What you are asked to do:
Provide the data again in its entirety, exactly as given.

Records for this task:
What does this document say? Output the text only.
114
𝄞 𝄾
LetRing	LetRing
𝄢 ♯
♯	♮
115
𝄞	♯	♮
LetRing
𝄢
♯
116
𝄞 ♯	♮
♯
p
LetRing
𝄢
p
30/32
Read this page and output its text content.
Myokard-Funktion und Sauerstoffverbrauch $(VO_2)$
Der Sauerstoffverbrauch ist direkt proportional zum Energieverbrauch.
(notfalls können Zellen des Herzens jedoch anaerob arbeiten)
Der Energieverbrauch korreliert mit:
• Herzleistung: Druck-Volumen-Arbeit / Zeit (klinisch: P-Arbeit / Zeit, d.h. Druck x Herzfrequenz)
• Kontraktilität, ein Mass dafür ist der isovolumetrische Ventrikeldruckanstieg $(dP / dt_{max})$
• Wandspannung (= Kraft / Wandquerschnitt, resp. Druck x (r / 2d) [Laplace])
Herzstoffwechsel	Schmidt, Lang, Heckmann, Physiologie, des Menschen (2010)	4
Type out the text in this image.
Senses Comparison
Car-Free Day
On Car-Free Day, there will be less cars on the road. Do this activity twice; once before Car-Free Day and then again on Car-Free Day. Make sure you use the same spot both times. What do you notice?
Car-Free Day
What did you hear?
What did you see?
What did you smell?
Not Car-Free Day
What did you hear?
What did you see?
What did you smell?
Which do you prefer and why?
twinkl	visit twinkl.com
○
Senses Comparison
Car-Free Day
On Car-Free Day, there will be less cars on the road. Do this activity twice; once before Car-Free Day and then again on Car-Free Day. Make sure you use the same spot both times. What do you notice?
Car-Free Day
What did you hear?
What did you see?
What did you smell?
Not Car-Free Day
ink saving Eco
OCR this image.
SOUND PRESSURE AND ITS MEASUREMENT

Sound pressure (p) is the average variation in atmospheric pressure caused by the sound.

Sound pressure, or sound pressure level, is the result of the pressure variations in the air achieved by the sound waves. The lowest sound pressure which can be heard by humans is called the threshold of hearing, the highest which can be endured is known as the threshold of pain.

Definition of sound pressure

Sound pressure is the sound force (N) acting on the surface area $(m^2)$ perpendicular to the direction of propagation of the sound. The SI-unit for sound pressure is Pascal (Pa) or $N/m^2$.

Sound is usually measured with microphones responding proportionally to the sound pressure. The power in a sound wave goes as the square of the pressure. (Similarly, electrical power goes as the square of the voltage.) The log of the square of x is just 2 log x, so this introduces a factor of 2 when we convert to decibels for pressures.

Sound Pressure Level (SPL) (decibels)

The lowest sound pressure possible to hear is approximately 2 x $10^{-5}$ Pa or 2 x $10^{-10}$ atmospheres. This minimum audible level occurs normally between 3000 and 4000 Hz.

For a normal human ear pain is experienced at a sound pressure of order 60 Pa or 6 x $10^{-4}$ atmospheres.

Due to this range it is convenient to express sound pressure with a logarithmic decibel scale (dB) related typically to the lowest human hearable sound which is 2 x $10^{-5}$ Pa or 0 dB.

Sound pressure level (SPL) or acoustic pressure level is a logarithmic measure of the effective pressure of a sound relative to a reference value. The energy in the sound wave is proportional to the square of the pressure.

Solution to this problem:
What does this document say? Output the text only.
114
𝄞 𝄾
LetRing	LetRing
𝄢 ♯
♯	♮
115
𝄞	♯	♮
LetRing
𝄢
♯
116
𝄞 ♯	♮
♯
p
LetRing
𝄢
p
30/32
Read this page and output its text content.
Myokard-Funktion und Sauerstoffverbrauch $(VO_2)$
Der Sauerstoffverbrauch ist direkt proportional zum Energieverbrauch.
(notfalls können Zellen des Herzens jedoch anaerob arbeiten)
Der Energieverbrauch korreliert mit:
• Herzleistung: Druck-Volumen-Arbeit / Zeit (klinisch: P-Arbeit / Zeit, d.h. Druck x Herzfrequenz)
• Kontraktilität, ein Mass dafür ist der isovolumetrische Ventrikeldruckanstieg $(dP / dt_{max})$
• Wandspannung (= Kraft / Wandquerschnitt, resp. Druck x (r / 2d) [Laplace])
Herzstoffwechsel	Schmidt, Lang, Heckmann, Physiologie, des Menschen (2010)	4
Type out the text in this image.
Senses Comparison
Car-Free Day
On Car-Free Day, there will be less cars on the road. Do this activity twice; once before Car-Free Day and then again on Car-Free Day. Make sure you use the same spot both times. What do you notice?
Car-Free Day
What did you hear?
What did you see?
What did you smell?
Not Car-Free Day
What did you hear?
What did you see?
What did you smell?
Which do you prefer and why?
twinkl	visit twinkl.com
○
Senses Comparison
Car-Free Day
On Car-Free Day, there will be less cars on the road. Do this activity twice; once before Car-Free Day and then again on Car-Free Day. Make sure you use the same spot both times. What do you notice?
Car-Free Day
What did you hear?
What did you see?
What did you smell?
Not Car-Free Day
ink saving Eco
OCR this image.
SOUND PRESSURE AND ITS MEASUREMENT

Sound pressure (p) is the average variation in atmospheric pressure caused by the sound.

Sound pressure, or sound pressure level, is the result of the pressure variations in the air achieved by the sound waves. The lowest sound pressure which can be heard by humans is called the threshold of hearing, the highest which can be endured is known as the threshold of pain.

Definition of sound pressure

Sound pressure is the sound force (N) acting on the surface area $(m^2)$ perpendicular to the direction of propagation of the sound. The SI-unit for sound pressure is Pascal (Pa) or $N/m^2$.

Sound is usually measured with microphones responding proportionally to the sound pressure. The power in a sound wave goes as the square of the pressure. (Similarly, electrical power goes as the square of the voltage.) The log of the square of x is just 2 log x, so this introduces a factor of 2 when we convert to decibels for pressures.

Sound Pressure Level (SPL) (decibels)

The lowest sound pressure possible to hear is approximately 2 x $10^{-5}$ Pa or 2 x $10^{-10}$ atmospheres. This minimum audible level occurs normally between 3000 and 4000 Hz.

For a normal human ear pain is experienced at a sound pressure of order 60 Pa or 6 x $10^{-4}$ atmospheres.

Due to this range it is convenient to express sound pressure with a logarithmic decibel scale (dB) related typically to the lowest human hearable sound which is 2 x $10^{-5}$ Pa or 0 dB.

Sound pressure level (SPL) or acoustic pressure level is a logarithmic measure of the effective pressure of a sound relative to a reference value. The energy in the sound wave is proportional to the square of the pressure.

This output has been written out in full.